─── RECORDS FOR THIS EXERCISE ───

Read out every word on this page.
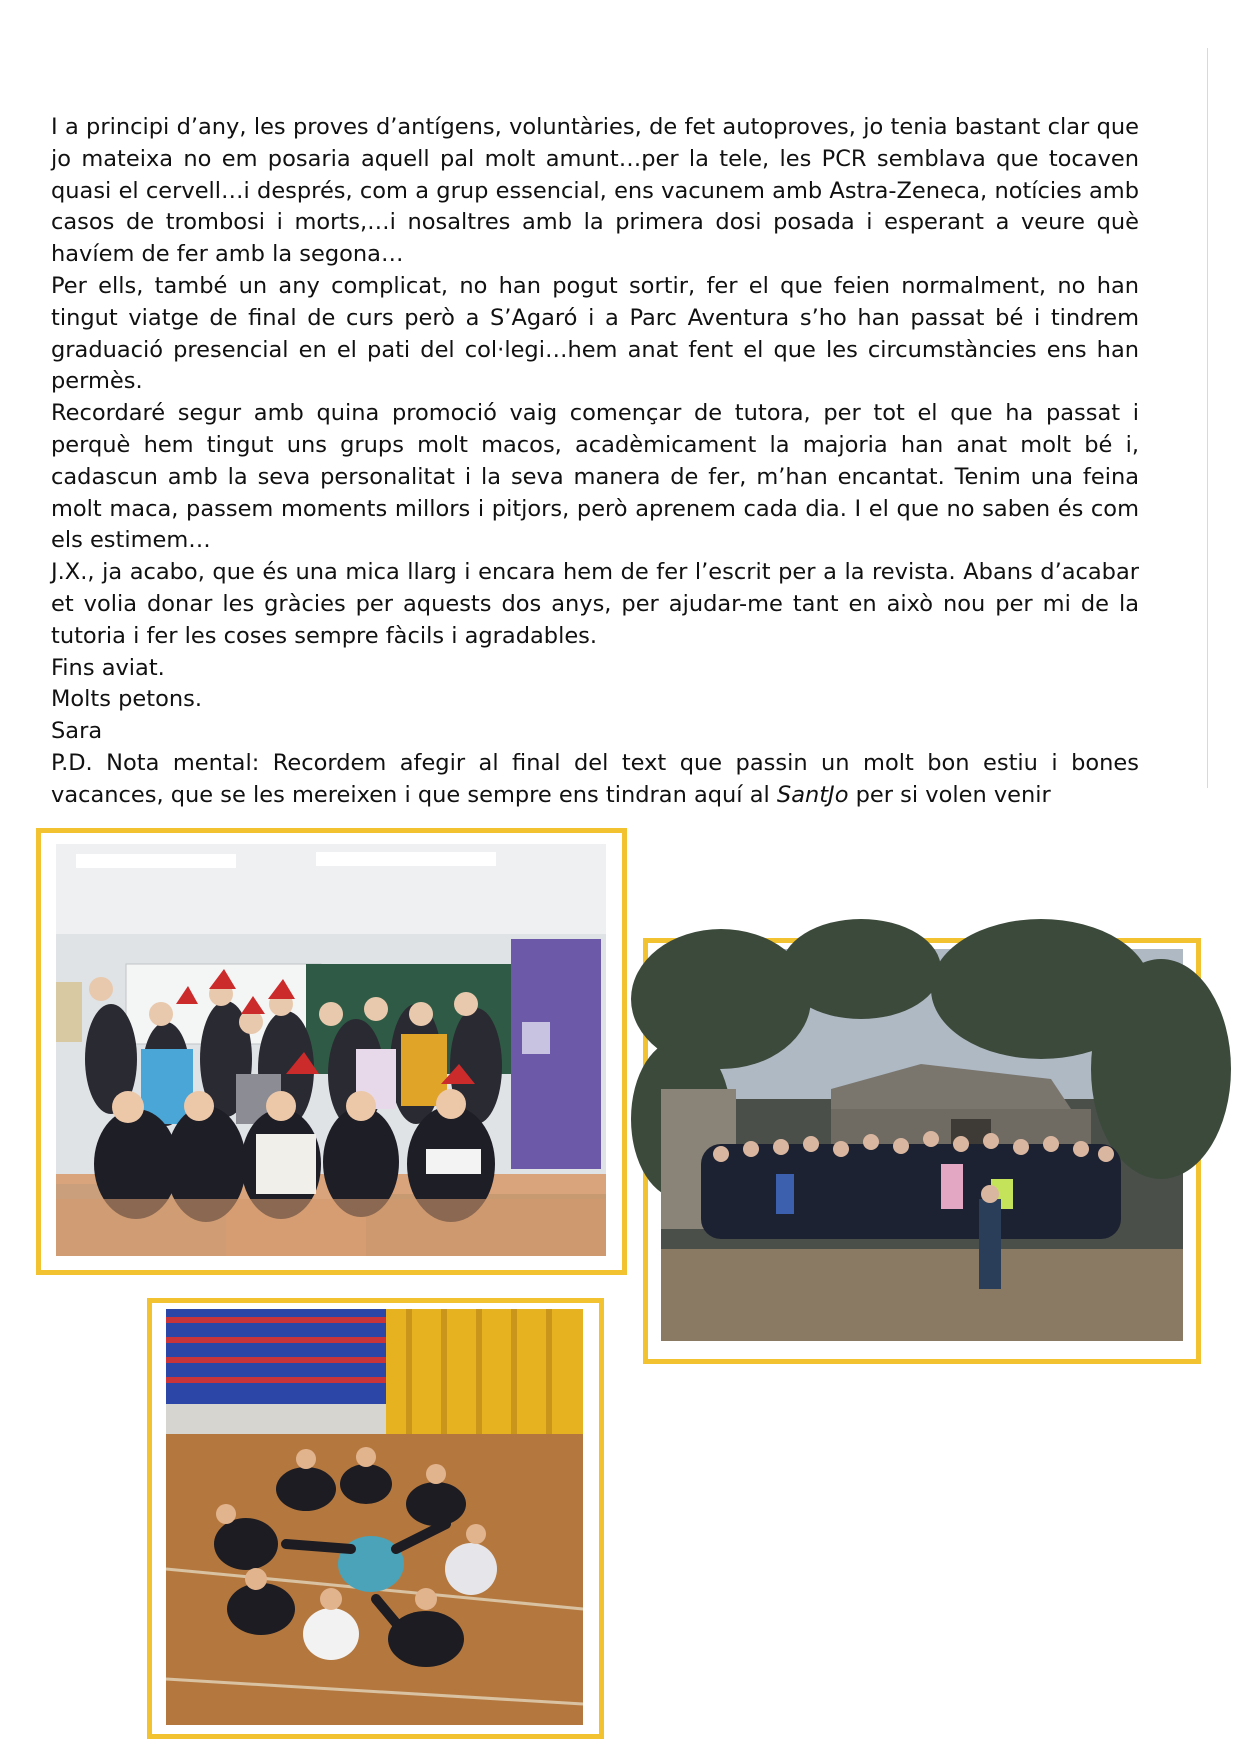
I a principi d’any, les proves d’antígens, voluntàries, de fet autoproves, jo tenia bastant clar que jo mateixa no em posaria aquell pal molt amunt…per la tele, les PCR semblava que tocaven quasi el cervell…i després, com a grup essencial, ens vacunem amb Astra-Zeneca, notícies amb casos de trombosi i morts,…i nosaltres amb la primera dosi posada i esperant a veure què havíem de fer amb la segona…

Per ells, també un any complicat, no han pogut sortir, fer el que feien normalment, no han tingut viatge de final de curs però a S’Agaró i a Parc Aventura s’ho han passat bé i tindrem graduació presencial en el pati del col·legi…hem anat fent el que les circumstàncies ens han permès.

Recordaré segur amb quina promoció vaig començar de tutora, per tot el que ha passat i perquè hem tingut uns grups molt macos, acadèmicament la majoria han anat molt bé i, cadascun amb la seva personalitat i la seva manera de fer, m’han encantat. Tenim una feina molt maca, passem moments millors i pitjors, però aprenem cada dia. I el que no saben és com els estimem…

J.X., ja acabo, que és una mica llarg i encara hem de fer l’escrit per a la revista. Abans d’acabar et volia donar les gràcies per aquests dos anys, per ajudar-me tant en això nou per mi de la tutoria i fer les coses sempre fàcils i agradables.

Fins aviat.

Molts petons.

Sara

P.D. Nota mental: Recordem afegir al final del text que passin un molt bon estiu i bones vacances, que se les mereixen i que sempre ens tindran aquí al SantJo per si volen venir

───

DIRECTIVE: Go through the lines above. Select every one that has the string "sempre".

CORRECT ANSWER:
J.X., ja acabo, que és una mica llarg i encara hem de fer l’escrit per a la revista. Abans d’acabar et volia donar les gràcies per aquests dos anys, per ajudar-me tant en això nou per mi de la tutoria i fer les coses sempre fàcils i agradables.
P.D. Nota mental: Recordem afegir al final del text que passin un molt bon estiu i bones vacances, que se les mereixen i que sempre ens tindran aquí al SantJo per si volen venir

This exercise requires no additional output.